YOUR TASK:
Extract every line below that contains the word "more".

DATA SUPPLIED:
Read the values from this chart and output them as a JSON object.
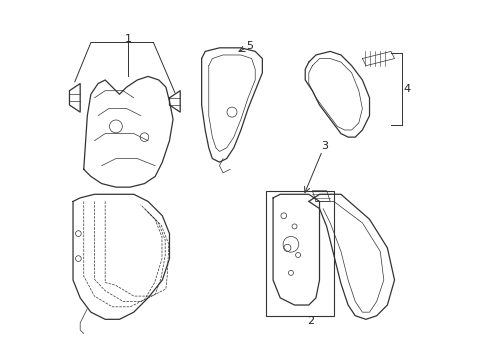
{
  "background_color": "#ffffff",
  "line_color": "#333333",
  "text_color": "#222222",
  "fig_width": 4.89,
  "fig_height": 3.6,
  "dpi": 100
}
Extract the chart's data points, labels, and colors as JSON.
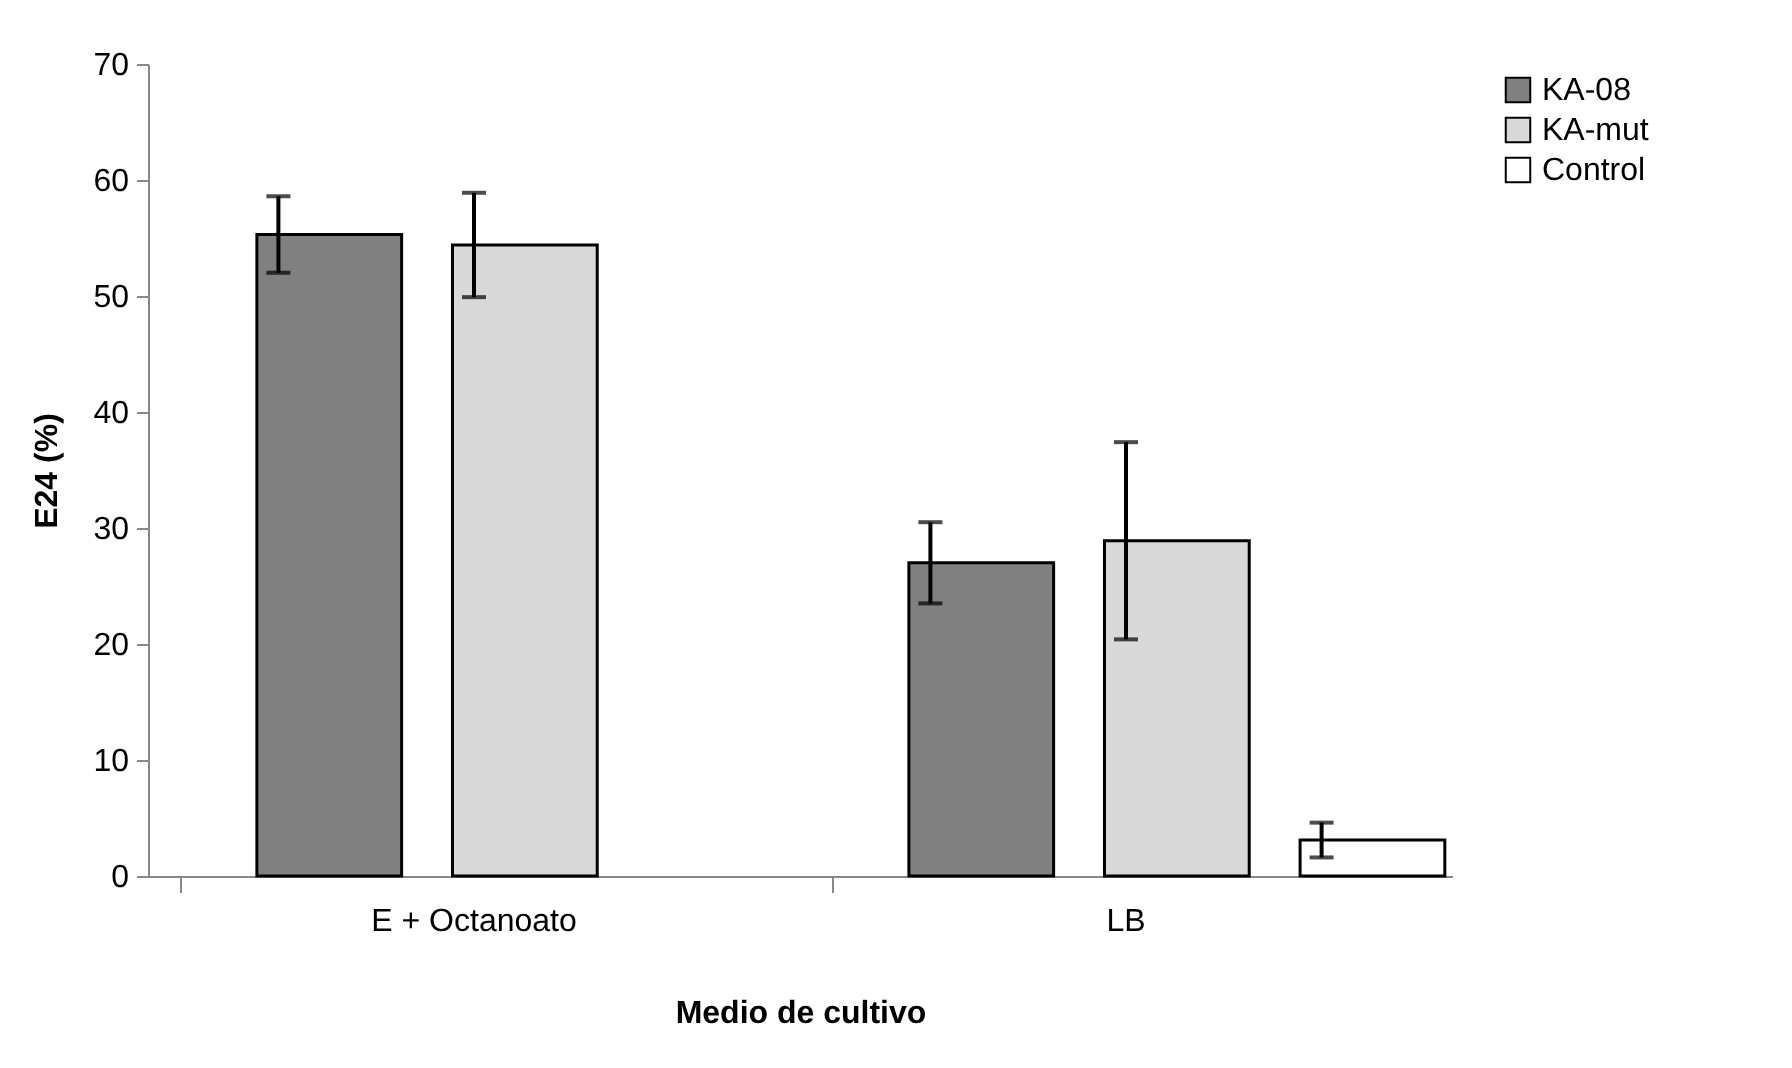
{
  "chart_data": {
    "type": "bar",
    "xlabel": "Medio de cultivo",
    "ylabel": "E24 (%)",
    "categories": [
      "E + Octanoato",
      "LB"
    ],
    "series": [
      {
        "name": "KA-08",
        "color": "#808080",
        "values": [
          55.3,
          27.0
        ],
        "errors": [
          3.3,
          3.5
        ]
      },
      {
        "name": "KA-mut",
        "color": "#d9d9d9",
        "values": [
          54.4,
          28.9
        ],
        "errors": [
          4.5,
          8.5
        ]
      },
      {
        "name": "Control",
        "color": "#ffffff",
        "values": [
          null,
          3.1
        ],
        "errors": [
          null,
          1.5
        ]
      }
    ],
    "ylim": [
      0,
      70
    ],
    "yticks": [
      0,
      10,
      20,
      30,
      40,
      50,
      60,
      70
    ],
    "grid": false,
    "legend": "top right"
  }
}
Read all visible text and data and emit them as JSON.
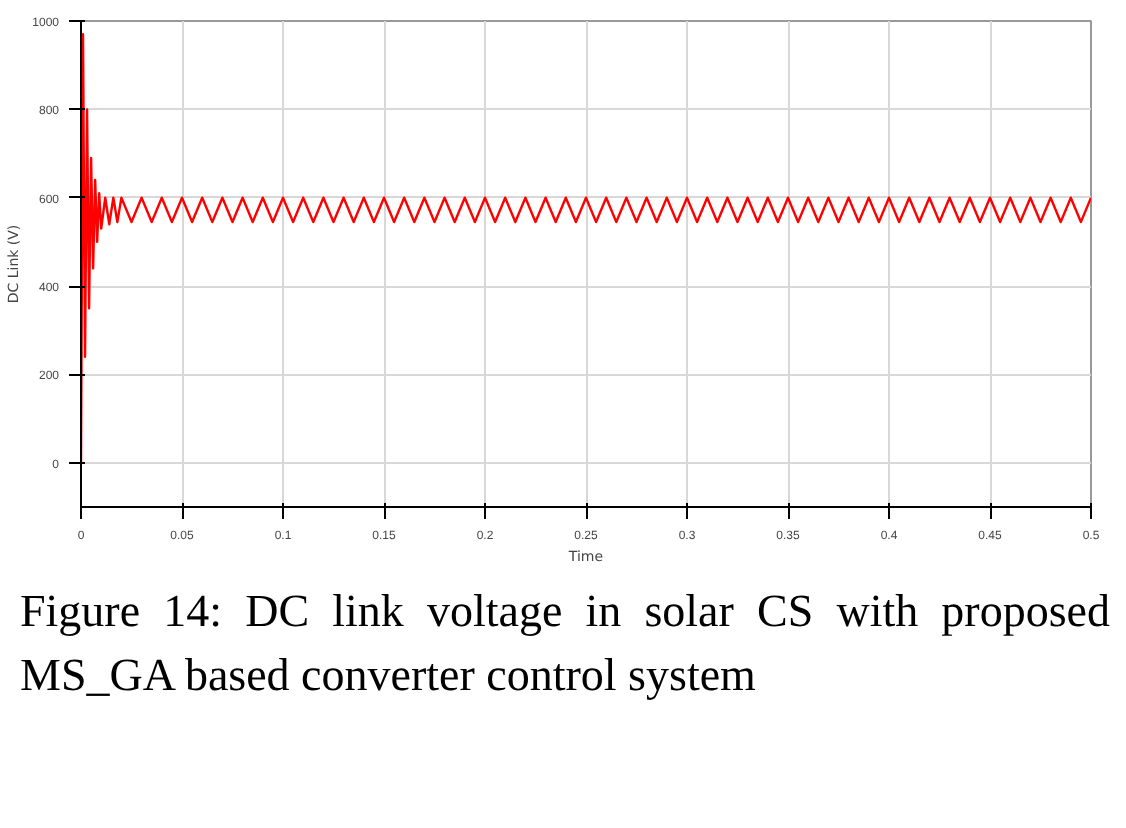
{
  "chart_data": {
    "type": "line",
    "xlabel": "Time",
    "ylabel": "DC Link (V)",
    "annotations": [
      "Figure 14: DC link voltage in solar CS with proposed MS_GA based converter control system"
    ],
    "xlim": [
      0,
      0.5
    ],
    "ylim": [
      -100,
      1000
    ],
    "xticks": [
      0,
      0.05,
      0.1,
      0.15,
      0.2,
      0.25,
      0.3,
      0.35,
      0.4,
      0.45,
      0.5
    ],
    "yticks": [
      0,
      200,
      400,
      600,
      800,
      1000
    ],
    "grid": true,
    "line_style": "solid",
    "series": [
      {
        "color": "#ff0000",
        "x": [
          0,
          0.001,
          0.002,
          0.003,
          0.004,
          0.005,
          0.006,
          0.007,
          0.008,
          0.009,
          0.01,
          0.012,
          0.014,
          0.016,
          0.018,
          0.02,
          0.025,
          0.03,
          0.035,
          0.04,
          0.045,
          0.05,
          0.055,
          0.06,
          0.065,
          0.07,
          0.075,
          0.08,
          0.085,
          0.09,
          0.095,
          0.1,
          0.105,
          0.11,
          0.115,
          0.12,
          0.125,
          0.13,
          0.135,
          0.14,
          0.145,
          0.15,
          0.155,
          0.16,
          0.165,
          0.17,
          0.175,
          0.18,
          0.185,
          0.19,
          0.195,
          0.2,
          0.205,
          0.21,
          0.215,
          0.22,
          0.225,
          0.23,
          0.235,
          0.24,
          0.245,
          0.25,
          0.255,
          0.26,
          0.265,
          0.27,
          0.275,
          0.28,
          0.285,
          0.29,
          0.295,
          0.3,
          0.305,
          0.31,
          0.315,
          0.32,
          0.325,
          0.33,
          0.335,
          0.34,
          0.345,
          0.35,
          0.355,
          0.36,
          0.365,
          0.37,
          0.375,
          0.38,
          0.385,
          0.39,
          0.395,
          0.4,
          0.405,
          0.41,
          0.415,
          0.42,
          0.425,
          0.43,
          0.435,
          0.44,
          0.445,
          0.45,
          0.455,
          0.46,
          0.465,
          0.47,
          0.475,
          0.48,
          0.485,
          0.49,
          0.495,
          0.5
        ],
        "values": [
          0,
          970,
          240,
          800,
          350,
          690,
          440,
          640,
          500,
          610,
          530,
          600,
          540,
          600,
          545,
          600,
          545,
          600,
          545,
          600,
          545,
          600,
          545,
          600,
          545,
          600,
          545,
          600,
          545,
          600,
          545,
          600,
          545,
          600,
          545,
          600,
          545,
          600,
          545,
          600,
          545,
          600,
          545,
          600,
          545,
          600,
          545,
          600,
          545,
          600,
          545,
          600,
          545,
          600,
          545,
          600,
          545,
          600,
          545,
          600,
          545,
          600,
          545,
          600,
          545,
          600,
          545,
          600,
          545,
          600,
          545,
          600,
          545,
          600,
          545,
          600,
          545,
          600,
          545,
          600,
          545,
          600,
          545,
          600,
          545,
          600,
          545,
          600,
          545,
          600,
          545,
          600,
          545,
          600,
          545,
          600,
          545,
          600,
          545,
          600,
          545,
          600,
          545,
          600,
          545,
          600,
          545,
          600,
          545,
          600,
          545,
          600
        ]
      }
    ]
  }
}
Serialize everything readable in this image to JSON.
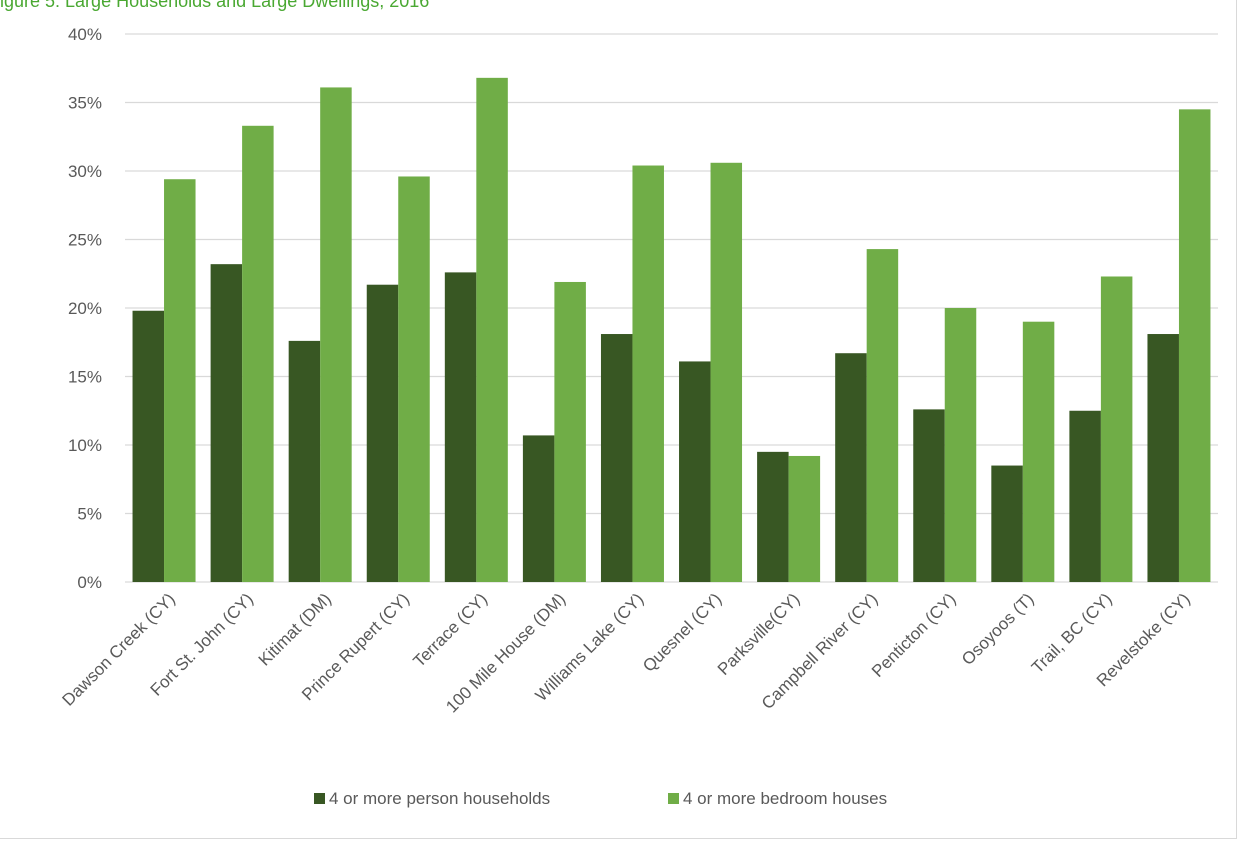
{
  "caption": "igure 5: Large Households and Large Dwellings, 2016",
  "colors": {
    "households": "#385723",
    "bedrooms": "#70ad47",
    "grid": "#d9d9d9",
    "text": "#595959"
  },
  "chart_data": {
    "type": "bar",
    "title": "",
    "xlabel": "",
    "ylabel": "",
    "ylim": [
      0,
      40
    ],
    "yticks": [
      "0%",
      "5%",
      "10%",
      "15%",
      "20%",
      "25%",
      "30%",
      "35%",
      "40%"
    ],
    "grid": true,
    "legend_position": "bottom",
    "categories": [
      "Dawson Creek (CY)",
      "Fort St. John (CY)",
      "Kitimat (DM)",
      "Prince Rupert (CY)",
      "Terrace (CY)",
      "100 Mile House (DM)",
      "Williams Lake (CY)",
      "Quesnel (CY)",
      "Parksville(CY)",
      "Campbell River (CY)",
      "Penticton (CY)",
      "Osoyoos (T)",
      "Trail, BC (CY)",
      "Revelstoke (CY)"
    ],
    "series": [
      {
        "name": "4 or more person households",
        "color": "#385723",
        "values": [
          19.8,
          23.2,
          17.6,
          21.7,
          22.6,
          10.7,
          18.1,
          16.1,
          9.5,
          16.7,
          12.6,
          8.5,
          12.5,
          18.1
        ]
      },
      {
        "name": "4 or more bedroom houses",
        "color": "#70ad47",
        "values": [
          29.4,
          33.3,
          36.1,
          29.6,
          36.8,
          21.9,
          30.4,
          30.6,
          9.2,
          24.3,
          20.0,
          19.0,
          22.3,
          34.5
        ]
      }
    ]
  }
}
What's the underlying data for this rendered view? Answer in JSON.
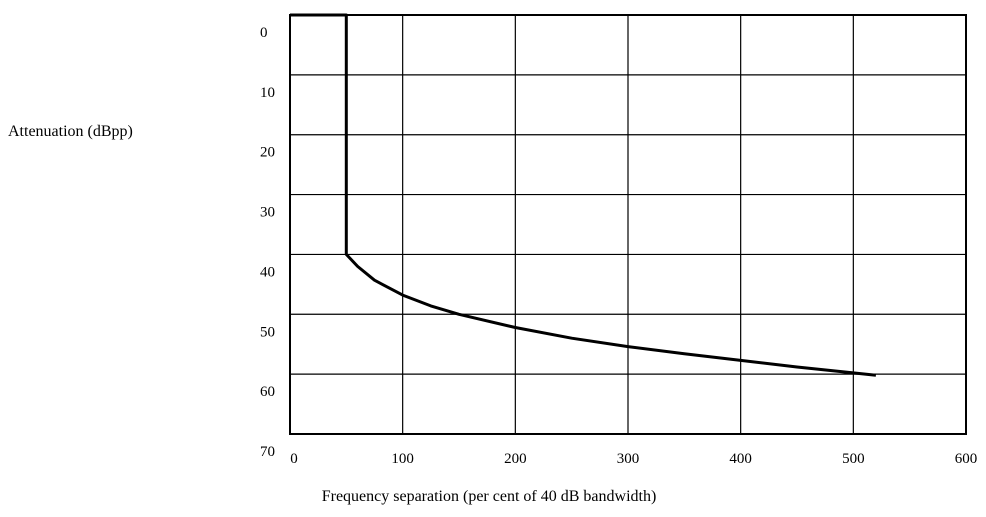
{
  "chart_data": {
    "type": "line",
    "xlabel": "Frequency separation (per cent of 40 dB bandwidth)",
    "ylabel": "Attenuation (dBpp)",
    "xlim": [
      0,
      600
    ],
    "ylim": [
      0,
      70
    ],
    "y_inverted": true,
    "grid": true,
    "x_ticks": [
      0,
      100,
      200,
      300,
      400,
      500,
      600
    ],
    "y_ticks": [
      0,
      10,
      20,
      30,
      40,
      50,
      60,
      70
    ],
    "series": [
      {
        "x": [
          0,
          50,
          50,
          60,
          75,
          100,
          125,
          150,
          200,
          250,
          300,
          350,
          400,
          450,
          500,
          520
        ],
        "y": [
          0,
          0,
          40,
          42,
          44.3,
          46.8,
          48.6,
          50,
          52.2,
          54,
          55.4,
          56.6,
          57.7,
          58.8,
          59.8,
          60.2
        ]
      }
    ]
  }
}
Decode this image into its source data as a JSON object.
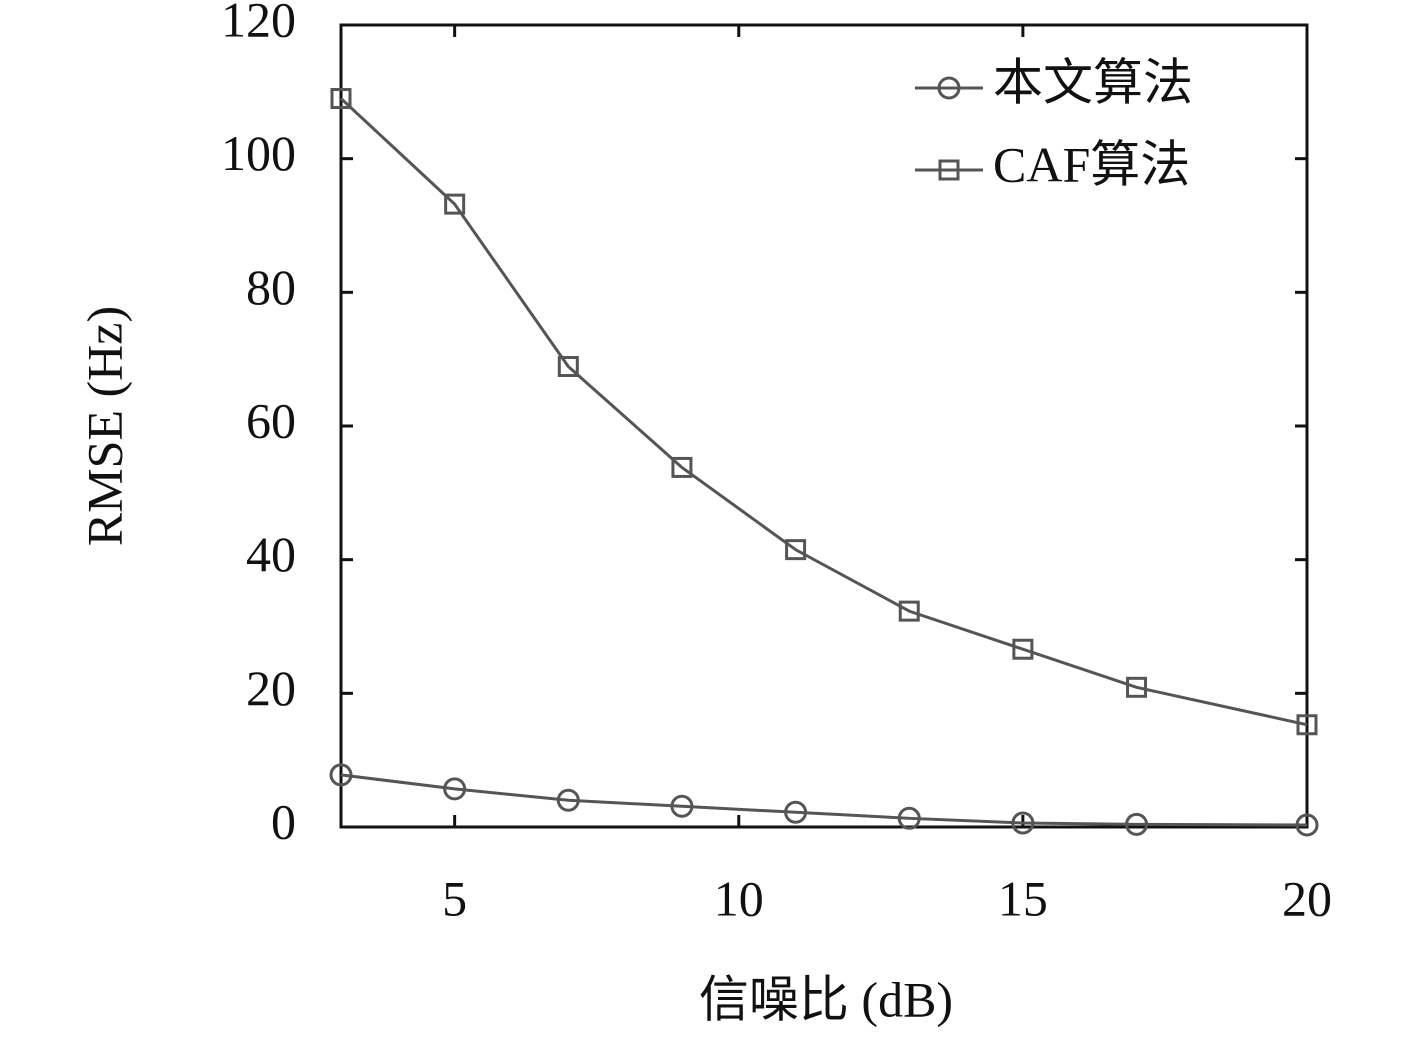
{
  "chart_data": {
    "type": "line",
    "x_label": "信噪比 (dB)",
    "y_label": "RMSE (Hz)",
    "x": [
      3,
      5,
      7,
      9,
      11,
      13,
      15,
      17,
      20
    ],
    "series": [
      {
        "name": "本文算法",
        "color": "#555555",
        "marker": "circle",
        "values": [
          7.8,
          5.7,
          4.0,
          3.1,
          2.2,
          1.3,
          0.6,
          0.4,
          0.3
        ]
      },
      {
        "name": "CAF算法",
        "color": "#555555",
        "marker": "square",
        "values": [
          109,
          93.2,
          68.9,
          53.8,
          41.5,
          32.3,
          26.6,
          20.9,
          15.3
        ]
      }
    ],
    "xlim": [
      3,
      20
    ],
    "xticks": [
      5,
      10,
      15,
      20
    ],
    "ylim": [
      0,
      120
    ],
    "yticks": [
      0,
      20,
      40,
      60,
      80,
      100,
      120
    ],
    "legend": "upper-right"
  }
}
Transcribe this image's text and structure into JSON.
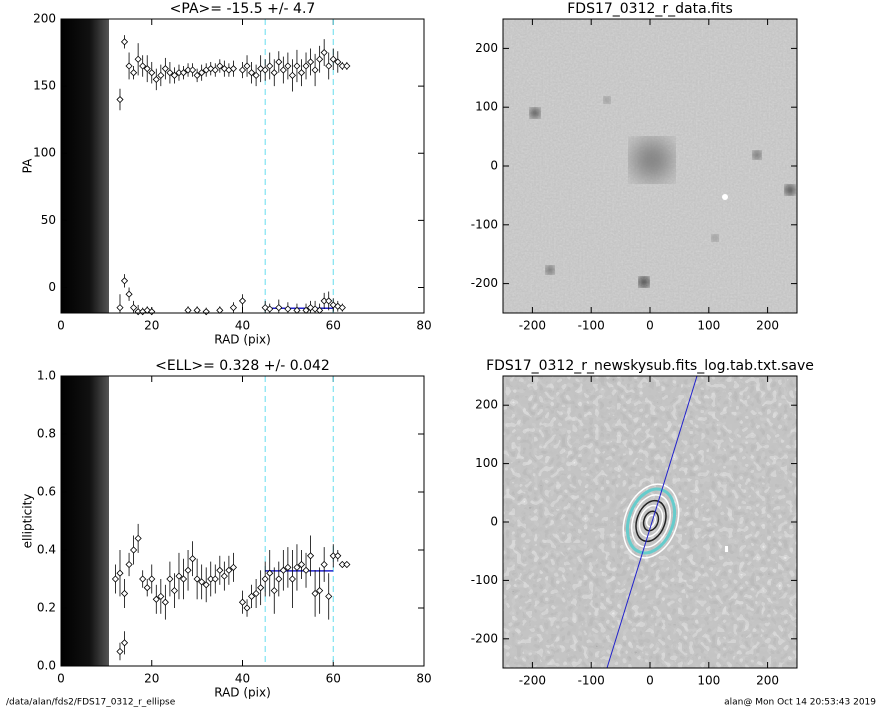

FINAL RESULT:
        "name": "4 or more person households",
        "name": "4 or more bedroom houses",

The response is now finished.